TO BE DONE |
Every entry below should be printed exactly, without its images.

EXERCISE DATA |
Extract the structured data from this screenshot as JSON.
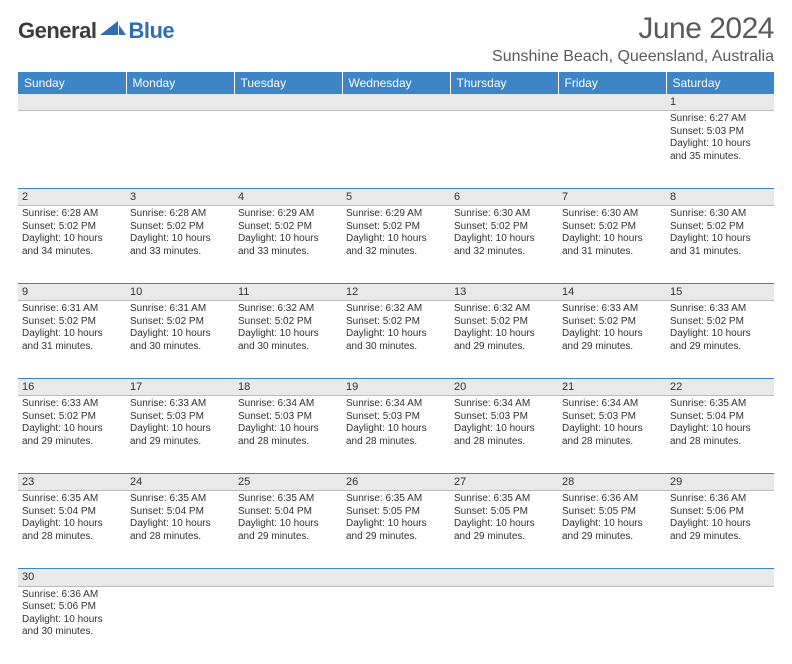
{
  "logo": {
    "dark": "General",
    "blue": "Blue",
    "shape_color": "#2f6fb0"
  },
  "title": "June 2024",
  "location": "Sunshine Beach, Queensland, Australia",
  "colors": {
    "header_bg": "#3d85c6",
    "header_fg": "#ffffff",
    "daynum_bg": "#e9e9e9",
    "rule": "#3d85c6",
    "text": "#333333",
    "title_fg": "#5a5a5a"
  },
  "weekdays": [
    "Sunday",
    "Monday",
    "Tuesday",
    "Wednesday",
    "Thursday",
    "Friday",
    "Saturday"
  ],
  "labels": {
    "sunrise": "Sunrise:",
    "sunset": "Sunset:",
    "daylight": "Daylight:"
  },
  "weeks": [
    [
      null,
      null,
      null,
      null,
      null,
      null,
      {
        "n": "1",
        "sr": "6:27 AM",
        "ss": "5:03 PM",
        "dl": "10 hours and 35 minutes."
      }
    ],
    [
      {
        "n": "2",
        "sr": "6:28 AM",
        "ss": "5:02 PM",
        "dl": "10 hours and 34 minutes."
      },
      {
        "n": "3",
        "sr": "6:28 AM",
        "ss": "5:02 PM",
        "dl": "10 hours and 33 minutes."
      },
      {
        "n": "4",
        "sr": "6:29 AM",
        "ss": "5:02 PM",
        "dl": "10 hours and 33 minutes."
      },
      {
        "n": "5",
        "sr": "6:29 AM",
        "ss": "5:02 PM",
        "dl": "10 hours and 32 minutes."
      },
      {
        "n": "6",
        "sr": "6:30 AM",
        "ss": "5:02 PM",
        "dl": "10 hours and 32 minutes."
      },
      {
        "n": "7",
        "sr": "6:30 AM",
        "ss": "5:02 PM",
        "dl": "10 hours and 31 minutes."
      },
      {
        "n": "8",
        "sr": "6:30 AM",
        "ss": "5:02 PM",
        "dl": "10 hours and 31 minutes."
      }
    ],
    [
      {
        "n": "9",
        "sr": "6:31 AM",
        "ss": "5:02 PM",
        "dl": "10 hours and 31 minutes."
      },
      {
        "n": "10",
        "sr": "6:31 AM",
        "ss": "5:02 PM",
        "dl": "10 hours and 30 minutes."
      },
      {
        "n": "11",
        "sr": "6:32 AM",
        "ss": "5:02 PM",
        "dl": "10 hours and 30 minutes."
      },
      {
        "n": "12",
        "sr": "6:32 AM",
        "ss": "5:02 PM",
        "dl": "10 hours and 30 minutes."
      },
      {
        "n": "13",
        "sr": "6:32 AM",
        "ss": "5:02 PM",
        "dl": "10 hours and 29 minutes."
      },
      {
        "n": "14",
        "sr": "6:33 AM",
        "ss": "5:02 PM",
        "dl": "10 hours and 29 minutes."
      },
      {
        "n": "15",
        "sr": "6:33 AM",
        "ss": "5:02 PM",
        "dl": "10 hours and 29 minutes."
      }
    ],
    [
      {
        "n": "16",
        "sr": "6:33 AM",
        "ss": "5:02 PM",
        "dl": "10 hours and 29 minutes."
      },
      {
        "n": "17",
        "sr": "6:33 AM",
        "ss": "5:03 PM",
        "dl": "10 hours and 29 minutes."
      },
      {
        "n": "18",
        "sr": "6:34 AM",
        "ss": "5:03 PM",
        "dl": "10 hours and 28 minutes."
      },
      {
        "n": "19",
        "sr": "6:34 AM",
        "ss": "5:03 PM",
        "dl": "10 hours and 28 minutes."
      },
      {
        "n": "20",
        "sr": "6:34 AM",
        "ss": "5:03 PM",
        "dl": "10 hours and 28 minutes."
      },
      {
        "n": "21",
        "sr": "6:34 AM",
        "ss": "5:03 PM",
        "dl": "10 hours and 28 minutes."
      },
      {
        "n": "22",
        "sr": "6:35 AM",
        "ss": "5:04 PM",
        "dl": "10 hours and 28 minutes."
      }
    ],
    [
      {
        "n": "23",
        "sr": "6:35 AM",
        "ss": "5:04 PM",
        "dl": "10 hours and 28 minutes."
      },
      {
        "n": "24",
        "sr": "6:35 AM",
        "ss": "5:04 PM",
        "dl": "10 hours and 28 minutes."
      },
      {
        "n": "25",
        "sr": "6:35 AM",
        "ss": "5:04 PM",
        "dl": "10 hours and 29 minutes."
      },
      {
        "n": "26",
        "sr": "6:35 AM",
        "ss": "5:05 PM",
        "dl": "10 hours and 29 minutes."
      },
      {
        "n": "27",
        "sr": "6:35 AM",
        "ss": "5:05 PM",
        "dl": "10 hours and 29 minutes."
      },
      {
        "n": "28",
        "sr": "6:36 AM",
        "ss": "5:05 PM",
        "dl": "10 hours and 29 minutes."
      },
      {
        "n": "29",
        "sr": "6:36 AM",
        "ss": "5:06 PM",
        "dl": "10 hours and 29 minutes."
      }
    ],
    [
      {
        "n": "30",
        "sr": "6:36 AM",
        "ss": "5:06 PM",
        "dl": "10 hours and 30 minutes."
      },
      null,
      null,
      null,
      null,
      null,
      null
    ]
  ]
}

FINISHED TASK |
Extract the structured data from this screenshot as JSON.
{
  "logo": {
    "dark": "General",
    "blue": "Blue",
    "shape_color": "#2f6fb0"
  },
  "title": "June 2024",
  "location": "Sunshine Beach, Queensland, Australia",
  "colors": {
    "header_bg": "#3d85c6",
    "header_fg": "#ffffff",
    "daynum_bg": "#e9e9e9",
    "rule": "#3d85c6",
    "text": "#333333",
    "title_fg": "#5a5a5a"
  },
  "weekdays": [
    "Sunday",
    "Monday",
    "Tuesday",
    "Wednesday",
    "Thursday",
    "Friday",
    "Saturday"
  ],
  "labels": {
    "sunrise": "Sunrise:",
    "sunset": "Sunset:",
    "daylight": "Daylight:"
  },
  "weeks": [
    [
      null,
      null,
      null,
      null,
      null,
      null,
      {
        "n": "1",
        "sr": "6:27 AM",
        "ss": "5:03 PM",
        "dl": "10 hours and 35 minutes."
      }
    ],
    [
      {
        "n": "2",
        "sr": "6:28 AM",
        "ss": "5:02 PM",
        "dl": "10 hours and 34 minutes."
      },
      {
        "n": "3",
        "sr": "6:28 AM",
        "ss": "5:02 PM",
        "dl": "10 hours and 33 minutes."
      },
      {
        "n": "4",
        "sr": "6:29 AM",
        "ss": "5:02 PM",
        "dl": "10 hours and 33 minutes."
      },
      {
        "n": "5",
        "sr": "6:29 AM",
        "ss": "5:02 PM",
        "dl": "10 hours and 32 minutes."
      },
      {
        "n": "6",
        "sr": "6:30 AM",
        "ss": "5:02 PM",
        "dl": "10 hours and 32 minutes."
      },
      {
        "n": "7",
        "sr": "6:30 AM",
        "ss": "5:02 PM",
        "dl": "10 hours and 31 minutes."
      },
      {
        "n": "8",
        "sr": "6:30 AM",
        "ss": "5:02 PM",
        "dl": "10 hours and 31 minutes."
      }
    ],
    [
      {
        "n": "9",
        "sr": "6:31 AM",
        "ss": "5:02 PM",
        "dl": "10 hours and 31 minutes."
      },
      {
        "n": "10",
        "sr": "6:31 AM",
        "ss": "5:02 PM",
        "dl": "10 hours and 30 minutes."
      },
      {
        "n": "11",
        "sr": "6:32 AM",
        "ss": "5:02 PM",
        "dl": "10 hours and 30 minutes."
      },
      {
        "n": "12",
        "sr": "6:32 AM",
        "ss": "5:02 PM",
        "dl": "10 hours and 30 minutes."
      },
      {
        "n": "13",
        "sr": "6:32 AM",
        "ss": "5:02 PM",
        "dl": "10 hours and 29 minutes."
      },
      {
        "n": "14",
        "sr": "6:33 AM",
        "ss": "5:02 PM",
        "dl": "10 hours and 29 minutes."
      },
      {
        "n": "15",
        "sr": "6:33 AM",
        "ss": "5:02 PM",
        "dl": "10 hours and 29 minutes."
      }
    ],
    [
      {
        "n": "16",
        "sr": "6:33 AM",
        "ss": "5:02 PM",
        "dl": "10 hours and 29 minutes."
      },
      {
        "n": "17",
        "sr": "6:33 AM",
        "ss": "5:03 PM",
        "dl": "10 hours and 29 minutes."
      },
      {
        "n": "18",
        "sr": "6:34 AM",
        "ss": "5:03 PM",
        "dl": "10 hours and 28 minutes."
      },
      {
        "n": "19",
        "sr": "6:34 AM",
        "ss": "5:03 PM",
        "dl": "10 hours and 28 minutes."
      },
      {
        "n": "20",
        "sr": "6:34 AM",
        "ss": "5:03 PM",
        "dl": "10 hours and 28 minutes."
      },
      {
        "n": "21",
        "sr": "6:34 AM",
        "ss": "5:03 PM",
        "dl": "10 hours and 28 minutes."
      },
      {
        "n": "22",
        "sr": "6:35 AM",
        "ss": "5:04 PM",
        "dl": "10 hours and 28 minutes."
      }
    ],
    [
      {
        "n": "23",
        "sr": "6:35 AM",
        "ss": "5:04 PM",
        "dl": "10 hours and 28 minutes."
      },
      {
        "n": "24",
        "sr": "6:35 AM",
        "ss": "5:04 PM",
        "dl": "10 hours and 28 minutes."
      },
      {
        "n": "25",
        "sr": "6:35 AM",
        "ss": "5:04 PM",
        "dl": "10 hours and 29 minutes."
      },
      {
        "n": "26",
        "sr": "6:35 AM",
        "ss": "5:05 PM",
        "dl": "10 hours and 29 minutes."
      },
      {
        "n": "27",
        "sr": "6:35 AM",
        "ss": "5:05 PM",
        "dl": "10 hours and 29 minutes."
      },
      {
        "n": "28",
        "sr": "6:36 AM",
        "ss": "5:05 PM",
        "dl": "10 hours and 29 minutes."
      },
      {
        "n": "29",
        "sr": "6:36 AM",
        "ss": "5:06 PM",
        "dl": "10 hours and 29 minutes."
      }
    ],
    [
      {
        "n": "30",
        "sr": "6:36 AM",
        "ss": "5:06 PM",
        "dl": "10 hours and 30 minutes."
      },
      null,
      null,
      null,
      null,
      null,
      null
    ]
  ]
}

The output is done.